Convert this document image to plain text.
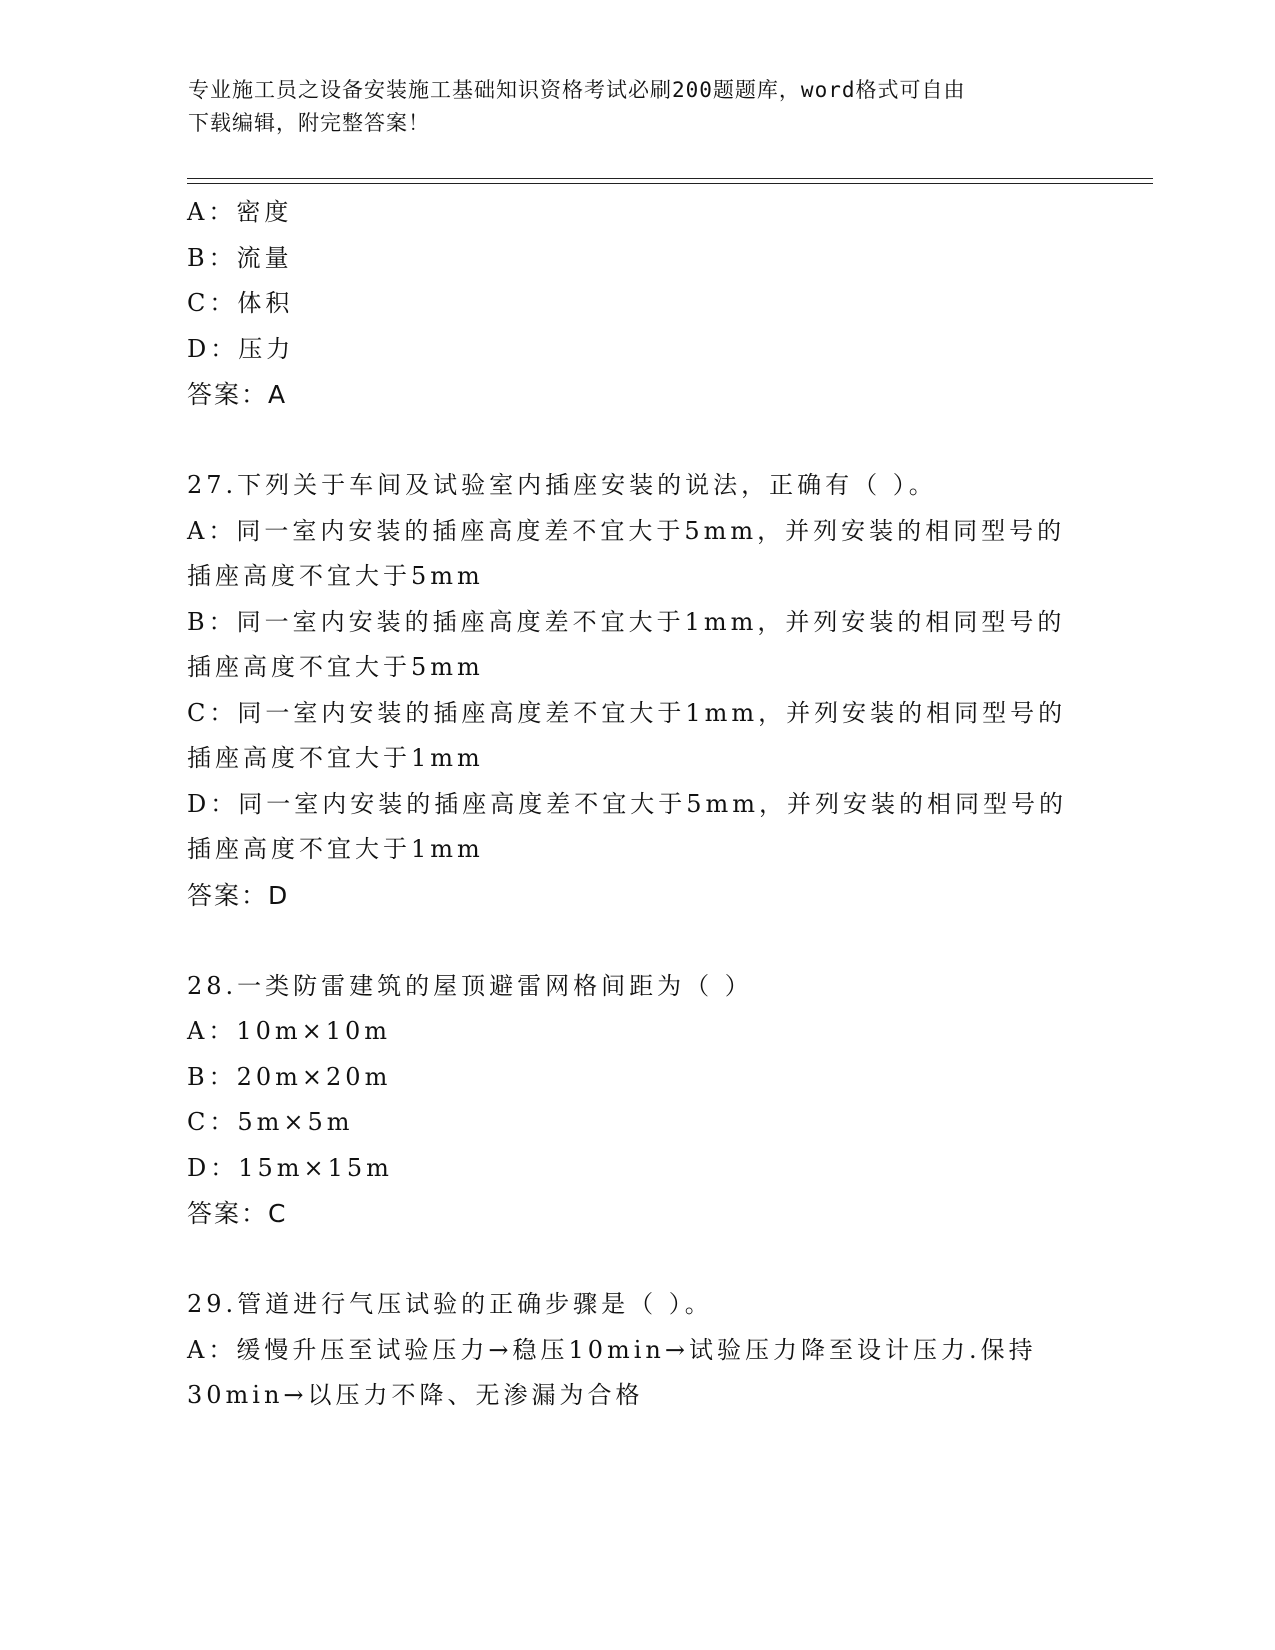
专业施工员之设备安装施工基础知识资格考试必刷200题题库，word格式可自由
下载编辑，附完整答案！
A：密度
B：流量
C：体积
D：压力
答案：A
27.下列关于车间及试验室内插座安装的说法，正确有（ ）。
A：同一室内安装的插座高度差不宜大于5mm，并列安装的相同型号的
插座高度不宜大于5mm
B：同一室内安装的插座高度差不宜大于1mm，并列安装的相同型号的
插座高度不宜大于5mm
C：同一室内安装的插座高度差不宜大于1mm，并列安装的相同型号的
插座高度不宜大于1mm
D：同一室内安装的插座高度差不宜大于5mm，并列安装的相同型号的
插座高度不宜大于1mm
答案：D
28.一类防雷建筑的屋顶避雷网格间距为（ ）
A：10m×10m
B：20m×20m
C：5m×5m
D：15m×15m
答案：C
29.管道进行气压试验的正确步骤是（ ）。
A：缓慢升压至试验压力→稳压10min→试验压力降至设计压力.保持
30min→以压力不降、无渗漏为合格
==
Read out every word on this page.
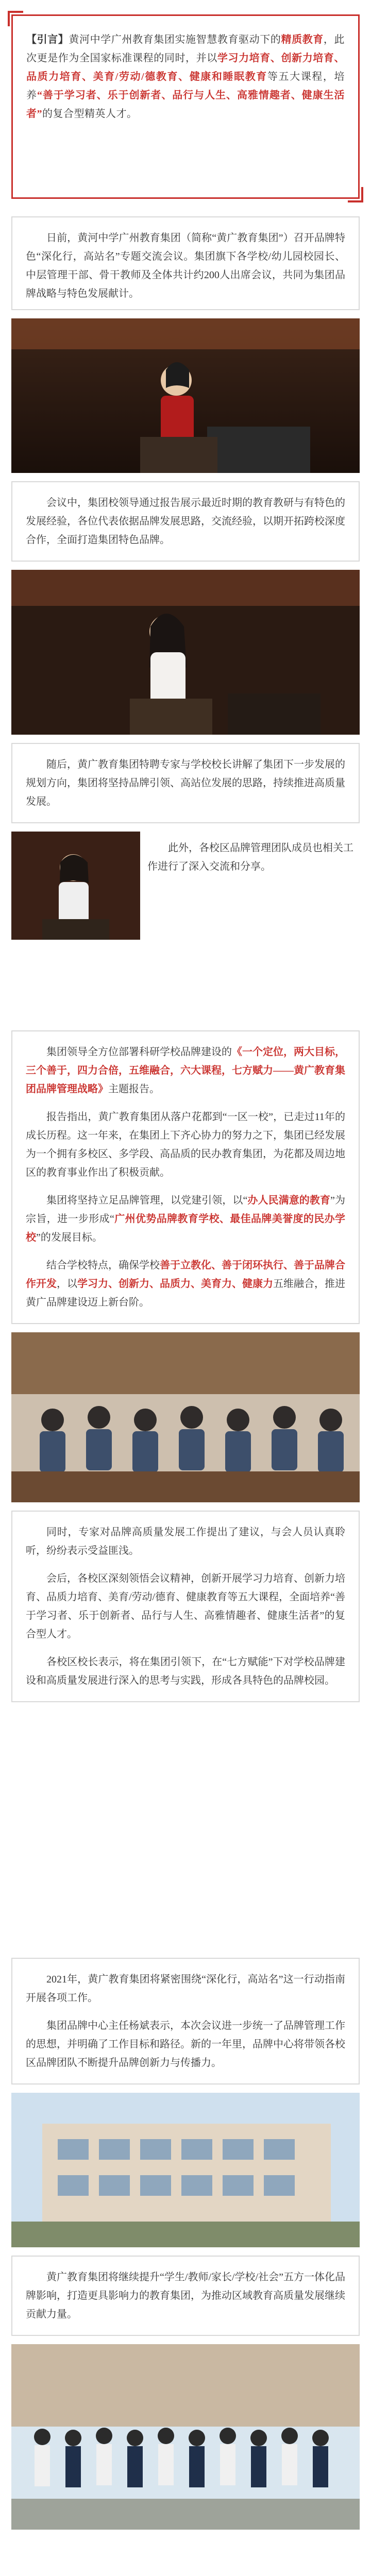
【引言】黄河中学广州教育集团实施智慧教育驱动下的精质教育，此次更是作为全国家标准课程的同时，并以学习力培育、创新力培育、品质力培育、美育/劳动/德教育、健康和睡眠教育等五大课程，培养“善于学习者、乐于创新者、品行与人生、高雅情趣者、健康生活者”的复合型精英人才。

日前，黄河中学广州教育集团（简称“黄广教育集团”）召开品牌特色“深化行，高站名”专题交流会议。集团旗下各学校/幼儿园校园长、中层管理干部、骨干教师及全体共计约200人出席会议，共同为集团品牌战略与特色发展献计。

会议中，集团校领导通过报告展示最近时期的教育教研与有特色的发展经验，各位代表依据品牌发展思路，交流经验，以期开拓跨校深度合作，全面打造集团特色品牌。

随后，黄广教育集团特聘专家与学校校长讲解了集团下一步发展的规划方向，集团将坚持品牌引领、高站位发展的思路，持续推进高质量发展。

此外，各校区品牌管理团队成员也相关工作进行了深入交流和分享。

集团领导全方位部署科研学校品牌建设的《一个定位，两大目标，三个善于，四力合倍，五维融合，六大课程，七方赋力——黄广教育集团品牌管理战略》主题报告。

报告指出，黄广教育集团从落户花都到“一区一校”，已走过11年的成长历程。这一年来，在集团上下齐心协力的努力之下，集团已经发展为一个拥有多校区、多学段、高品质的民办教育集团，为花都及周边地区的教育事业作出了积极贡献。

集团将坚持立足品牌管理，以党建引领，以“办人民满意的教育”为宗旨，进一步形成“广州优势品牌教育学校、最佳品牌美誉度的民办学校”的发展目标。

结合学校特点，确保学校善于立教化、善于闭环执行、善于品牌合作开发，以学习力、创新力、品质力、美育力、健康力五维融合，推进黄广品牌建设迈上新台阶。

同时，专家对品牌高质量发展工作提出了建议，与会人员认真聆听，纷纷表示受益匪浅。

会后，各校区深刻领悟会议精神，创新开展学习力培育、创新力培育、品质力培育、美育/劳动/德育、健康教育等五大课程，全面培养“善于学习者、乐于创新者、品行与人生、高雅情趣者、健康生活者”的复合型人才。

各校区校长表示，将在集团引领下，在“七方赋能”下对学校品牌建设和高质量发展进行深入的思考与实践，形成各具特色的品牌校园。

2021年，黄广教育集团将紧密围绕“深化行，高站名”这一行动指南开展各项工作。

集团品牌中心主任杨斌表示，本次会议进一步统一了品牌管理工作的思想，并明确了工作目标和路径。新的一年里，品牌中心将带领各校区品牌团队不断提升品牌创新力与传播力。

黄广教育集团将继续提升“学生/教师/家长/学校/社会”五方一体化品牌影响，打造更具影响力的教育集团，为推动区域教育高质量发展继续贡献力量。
--
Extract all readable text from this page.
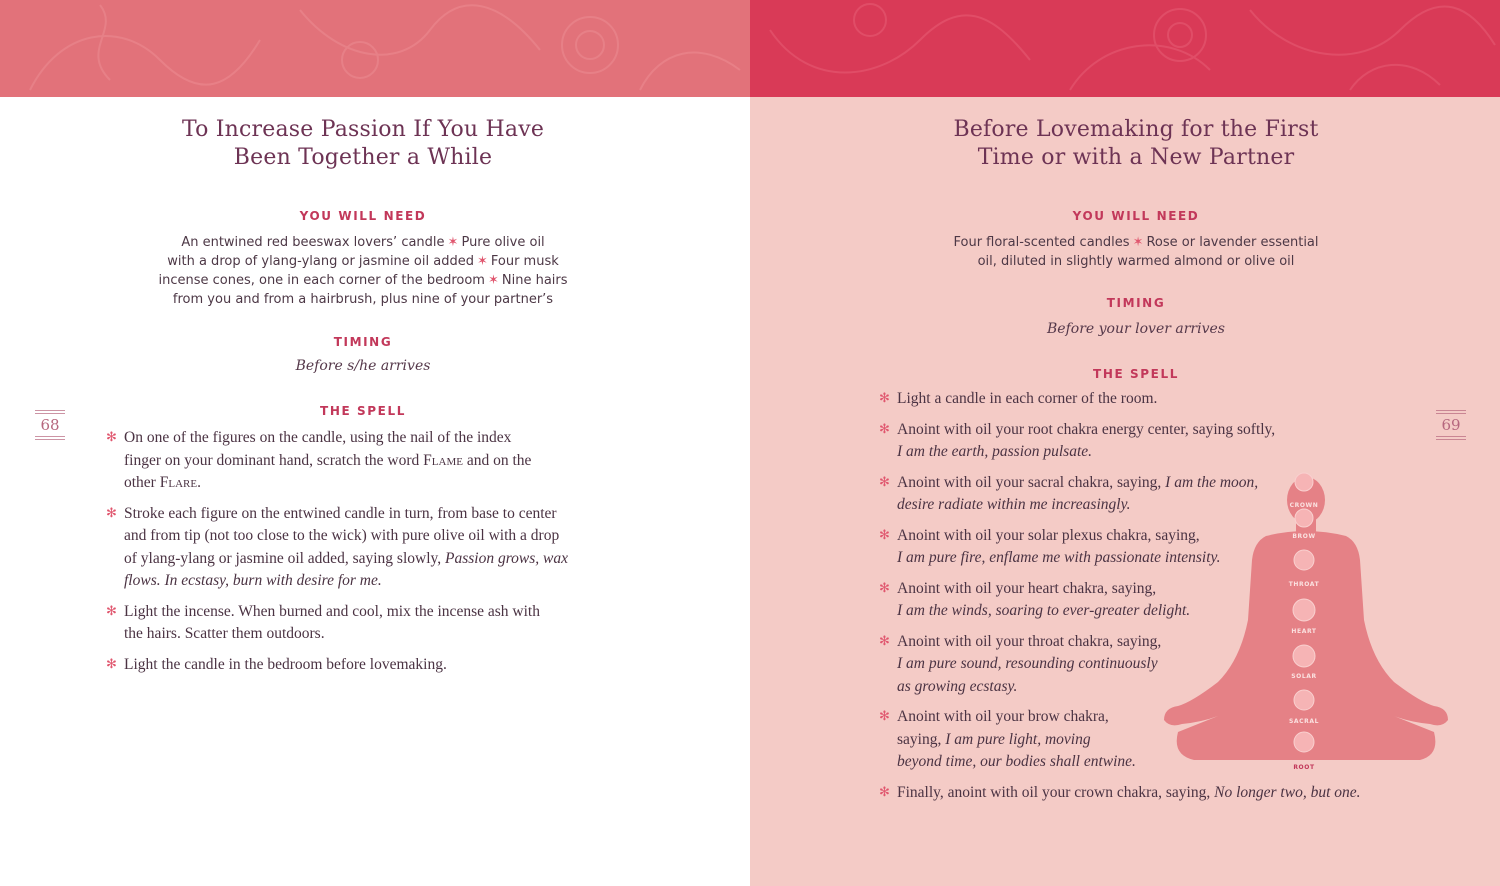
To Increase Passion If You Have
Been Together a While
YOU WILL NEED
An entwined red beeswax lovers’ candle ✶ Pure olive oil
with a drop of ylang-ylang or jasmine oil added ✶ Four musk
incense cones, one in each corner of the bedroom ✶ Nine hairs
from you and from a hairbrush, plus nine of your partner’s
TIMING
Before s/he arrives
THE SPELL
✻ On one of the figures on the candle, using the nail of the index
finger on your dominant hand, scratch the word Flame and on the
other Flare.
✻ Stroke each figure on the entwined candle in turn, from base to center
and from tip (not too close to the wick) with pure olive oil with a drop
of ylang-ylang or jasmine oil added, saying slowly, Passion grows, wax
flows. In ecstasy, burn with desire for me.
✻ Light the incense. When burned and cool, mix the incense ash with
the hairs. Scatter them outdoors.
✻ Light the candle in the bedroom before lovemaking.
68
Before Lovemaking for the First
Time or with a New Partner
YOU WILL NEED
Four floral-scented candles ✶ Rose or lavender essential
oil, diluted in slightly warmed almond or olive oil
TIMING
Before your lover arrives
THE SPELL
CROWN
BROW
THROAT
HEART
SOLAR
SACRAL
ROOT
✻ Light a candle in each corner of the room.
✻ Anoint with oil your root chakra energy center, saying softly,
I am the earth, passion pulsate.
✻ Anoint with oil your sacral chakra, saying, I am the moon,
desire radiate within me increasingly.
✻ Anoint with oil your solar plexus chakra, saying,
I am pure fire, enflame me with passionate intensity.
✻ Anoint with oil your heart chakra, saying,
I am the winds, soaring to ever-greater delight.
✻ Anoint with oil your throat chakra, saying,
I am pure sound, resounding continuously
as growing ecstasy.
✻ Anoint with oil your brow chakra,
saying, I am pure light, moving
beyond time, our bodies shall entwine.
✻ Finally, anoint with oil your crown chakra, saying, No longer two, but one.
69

## PROBLEM REQUIREMENTS
Select all lines in the listing above where the word "text" appears, and show them.

## EXERCISE OUTPUT
Convert this document image to plain text.
Extract all readable text from this page.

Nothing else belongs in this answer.